* Task to complete
Write out each entry, exactly the way it appears.

* Dataset extract
....
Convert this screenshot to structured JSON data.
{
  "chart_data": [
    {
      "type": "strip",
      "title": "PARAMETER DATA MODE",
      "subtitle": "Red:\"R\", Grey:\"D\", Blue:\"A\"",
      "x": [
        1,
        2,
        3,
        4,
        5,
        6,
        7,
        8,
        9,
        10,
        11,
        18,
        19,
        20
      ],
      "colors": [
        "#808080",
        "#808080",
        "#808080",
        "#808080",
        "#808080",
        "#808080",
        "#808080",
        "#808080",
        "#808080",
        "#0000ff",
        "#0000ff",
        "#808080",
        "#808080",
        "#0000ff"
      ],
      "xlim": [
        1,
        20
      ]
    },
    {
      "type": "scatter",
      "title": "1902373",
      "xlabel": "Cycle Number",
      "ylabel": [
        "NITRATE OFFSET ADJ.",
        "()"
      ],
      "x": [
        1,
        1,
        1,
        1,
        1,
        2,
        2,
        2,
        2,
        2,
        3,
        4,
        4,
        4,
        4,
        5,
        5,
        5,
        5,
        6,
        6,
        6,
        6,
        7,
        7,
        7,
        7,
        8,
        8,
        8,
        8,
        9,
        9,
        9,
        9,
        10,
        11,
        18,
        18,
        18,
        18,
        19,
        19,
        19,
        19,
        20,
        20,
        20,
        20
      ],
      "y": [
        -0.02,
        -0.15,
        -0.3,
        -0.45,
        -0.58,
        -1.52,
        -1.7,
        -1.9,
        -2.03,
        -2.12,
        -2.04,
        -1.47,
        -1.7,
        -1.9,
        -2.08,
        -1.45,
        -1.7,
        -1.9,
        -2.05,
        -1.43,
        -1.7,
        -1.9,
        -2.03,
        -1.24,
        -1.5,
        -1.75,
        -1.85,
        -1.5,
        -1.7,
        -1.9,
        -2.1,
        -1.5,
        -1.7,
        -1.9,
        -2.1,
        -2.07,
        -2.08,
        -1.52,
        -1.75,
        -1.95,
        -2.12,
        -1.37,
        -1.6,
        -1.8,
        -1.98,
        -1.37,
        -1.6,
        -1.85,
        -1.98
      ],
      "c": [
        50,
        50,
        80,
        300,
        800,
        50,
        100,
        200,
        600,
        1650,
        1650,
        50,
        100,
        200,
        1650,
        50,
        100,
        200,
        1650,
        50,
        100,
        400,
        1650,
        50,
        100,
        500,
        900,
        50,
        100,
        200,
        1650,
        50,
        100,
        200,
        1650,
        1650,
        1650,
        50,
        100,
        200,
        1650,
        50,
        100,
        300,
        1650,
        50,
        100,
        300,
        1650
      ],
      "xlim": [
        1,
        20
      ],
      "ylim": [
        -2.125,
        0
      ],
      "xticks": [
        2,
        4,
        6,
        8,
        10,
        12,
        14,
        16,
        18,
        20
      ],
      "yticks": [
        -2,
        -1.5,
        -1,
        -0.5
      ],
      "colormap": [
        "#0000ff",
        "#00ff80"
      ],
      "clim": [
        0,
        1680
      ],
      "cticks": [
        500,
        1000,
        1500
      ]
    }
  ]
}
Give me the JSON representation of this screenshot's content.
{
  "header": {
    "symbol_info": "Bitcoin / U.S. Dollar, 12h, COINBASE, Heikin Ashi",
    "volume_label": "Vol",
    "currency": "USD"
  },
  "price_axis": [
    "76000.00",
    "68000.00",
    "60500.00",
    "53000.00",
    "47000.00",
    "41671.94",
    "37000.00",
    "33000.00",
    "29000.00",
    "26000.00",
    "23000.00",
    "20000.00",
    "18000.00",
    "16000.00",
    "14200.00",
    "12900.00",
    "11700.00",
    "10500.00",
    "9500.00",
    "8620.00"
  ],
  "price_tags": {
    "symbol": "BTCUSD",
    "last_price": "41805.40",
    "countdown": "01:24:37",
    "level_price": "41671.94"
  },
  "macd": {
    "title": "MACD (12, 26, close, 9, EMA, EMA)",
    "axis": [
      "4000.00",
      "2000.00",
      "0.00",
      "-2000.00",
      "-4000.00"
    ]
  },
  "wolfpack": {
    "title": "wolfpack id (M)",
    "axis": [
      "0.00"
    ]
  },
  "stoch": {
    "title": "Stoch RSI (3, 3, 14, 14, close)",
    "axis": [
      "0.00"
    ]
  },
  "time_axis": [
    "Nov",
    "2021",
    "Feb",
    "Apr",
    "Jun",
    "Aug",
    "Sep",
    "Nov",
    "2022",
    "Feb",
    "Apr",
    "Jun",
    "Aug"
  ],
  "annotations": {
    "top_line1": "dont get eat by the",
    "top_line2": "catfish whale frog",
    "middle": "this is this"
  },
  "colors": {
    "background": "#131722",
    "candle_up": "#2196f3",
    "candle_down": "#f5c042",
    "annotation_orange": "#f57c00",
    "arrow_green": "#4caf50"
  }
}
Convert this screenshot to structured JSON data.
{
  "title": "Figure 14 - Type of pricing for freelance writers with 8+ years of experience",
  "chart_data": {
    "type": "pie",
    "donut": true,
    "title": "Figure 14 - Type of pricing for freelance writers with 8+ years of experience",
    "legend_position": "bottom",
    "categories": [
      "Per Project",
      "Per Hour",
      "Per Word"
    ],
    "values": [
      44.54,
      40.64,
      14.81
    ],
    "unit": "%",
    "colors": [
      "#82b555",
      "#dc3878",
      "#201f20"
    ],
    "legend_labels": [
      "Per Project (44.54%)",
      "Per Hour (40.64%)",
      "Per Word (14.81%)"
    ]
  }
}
....
* Response to this task
Convert this screenshot to structured JSON data.
{
  "chart_data": [
    {
      "type": "strip",
      "title": "PARAMETER DATA MODE",
      "subtitle": "Red:\"R\", Grey:\"D\", Blue:\"A\"",
      "x": [
        1,
        2,
        3,
        4,
        5,
        6,
        7,
        8,
        9,
        10,
        11,
        18,
        19,
        20
      ],
      "colors": [
        "#808080",
        "#808080",
        "#808080",
        "#808080",
        "#808080",
        "#808080",
        "#808080",
        "#808080",
        "#808080",
        "#0000ff",
        "#0000ff",
        "#808080",
        "#808080",
        "#0000ff"
      ],
      "xlim": [
        1,
        20
      ]
    },
    {
      "type": "scatter",
      "title": "1902373",
      "xlabel": "Cycle Number",
      "ylabel": [
        "NITRATE OFFSET ADJ.",
        "()"
      ],
      "x": [
        1,
        1,
        1,
        1,
        1,
        2,
        2,
        2,
        2,
        2,
        3,
        4,
        4,
        4,
        4,
        5,
        5,
        5,
        5,
        6,
        6,
        6,
        6,
        7,
        7,
        7,
        7,
        8,
        8,
        8,
        8,
        9,
        9,
        9,
        9,
        10,
        11,
        18,
        18,
        18,
        18,
        19,
        19,
        19,
        19,
        20,
        20,
        20,
        20
      ],
      "y": [
        -0.02,
        -0.15,
        -0.3,
        -0.45,
        -0.58,
        -1.52,
        -1.7,
        -1.9,
        -2.03,
        -2.12,
        -2.04,
        -1.47,
        -1.7,
        -1.9,
        -2.08,
        -1.45,
        -1.7,
        -1.9,
        -2.05,
        -1.43,
        -1.7,
        -1.9,
        -2.03,
        -1.24,
        -1.5,
        -1.75,
        -1.85,
        -1.5,
        -1.7,
        -1.9,
        -2.1,
        -1.5,
        -1.7,
        -1.9,
        -2.1,
        -2.07,
        -2.08,
        -1.52,
        -1.75,
        -1.95,
        -2.12,
        -1.37,
        -1.6,
        -1.8,
        -1.98,
        -1.37,
        -1.6,
        -1.85,
        -1.98
      ],
      "c": [
        50,
        50,
        80,
        300,
        800,
        50,
        100,
        200,
        600,
        1650,
        1650,
        50,
        100,
        200,
        1650,
        50,
        100,
        200,
        1650,
        50,
        100,
        400,
        1650,
        50,
        100,
        500,
        900,
        50,
        100,
        200,
        1650,
        50,
        100,
        200,
        1650,
        1650,
        1650,
        50,
        100,
        200,
        1650,
        50,
        100,
        300,
        1650,
        50,
        100,
        300,
        1650
      ],
      "xlim": [
        1,
        20
      ],
      "ylim": [
        -2.125,
        0
      ],
      "xticks": [
        2,
        4,
        6,
        8,
        10,
        12,
        14,
        16,
        18,
        20
      ],
      "yticks": [
        -2,
        -1.5,
        -1,
        -0.5
      ],
      "colormap": [
        "#0000ff",
        "#00ff80"
      ],
      "clim": [
        0,
        1680
      ],
      "cticks": [
        500,
        1000,
        1500
      ]
    }
  ]
}
Give me the JSON representation of this screenshot's content.
{
  "header": {
    "symbol_info": "Bitcoin / U.S. Dollar, 12h, COINBASE, Heikin Ashi",
    "volume_label": "Vol",
    "currency": "USD"
  },
  "price_axis": [
    "76000.00",
    "68000.00",
    "60500.00",
    "53000.00",
    "47000.00",
    "41671.94",
    "37000.00",
    "33000.00",
    "29000.00",
    "26000.00",
    "23000.00",
    "20000.00",
    "18000.00",
    "16000.00",
    "14200.00",
    "12900.00",
    "11700.00",
    "10500.00",
    "9500.00",
    "8620.00"
  ],
  "price_tags": {
    "symbol": "BTCUSD",
    "last_price": "41805.40",
    "countdown": "01:24:37",
    "level_price": "41671.94"
  },
  "macd": {
    "title": "MACD (12, 26, close, 9, EMA, EMA)",
    "axis": [
      "4000.00",
      "2000.00",
      "0.00",
      "-2000.00",
      "-4000.00"
    ]
  },
  "wolfpack": {
    "title": "wolfpack id (M)",
    "axis": [
      "0.00"
    ]
  },
  "stoch": {
    "title": "Stoch RSI (3, 3, 14, 14, close)",
    "axis": [
      "0.00"
    ]
  },
  "time_axis": [
    "Nov",
    "2021",
    "Feb",
    "Apr",
    "Jun",
    "Aug",
    "Sep",
    "Nov",
    "2022",
    "Feb",
    "Apr",
    "Jun",
    "Aug"
  ],
  "annotations": {
    "top_line1": "dont get eat by the",
    "top_line2": "catfish whale frog",
    "middle": "this is this"
  },
  "colors": {
    "background": "#131722",
    "candle_up": "#2196f3",
    "candle_down": "#f5c042",
    "annotation_orange": "#f57c00",
    "arrow_green": "#4caf50"
  }
}
Convert this screenshot to structured JSON data.
{
  "title": "Figure 14 - Type of pricing for freelance writers with 8+ years of experience",
  "chart_data": {
    "type": "pie",
    "donut": true,
    "title": "Figure 14 - Type of pricing for freelance writers with 8+ years of experience",
    "legend_position": "bottom",
    "categories": [
      "Per Project",
      "Per Hour",
      "Per Word"
    ],
    "values": [
      44.54,
      40.64,
      14.81
    ],
    "unit": "%",
    "colors": [
      "#82b555",
      "#dc3878",
      "#201f20"
    ],
    "legend_labels": [
      "Per Project (44.54%)",
      "Per Hour (40.64%)",
      "Per Word (14.81%)"
    ]
  }
}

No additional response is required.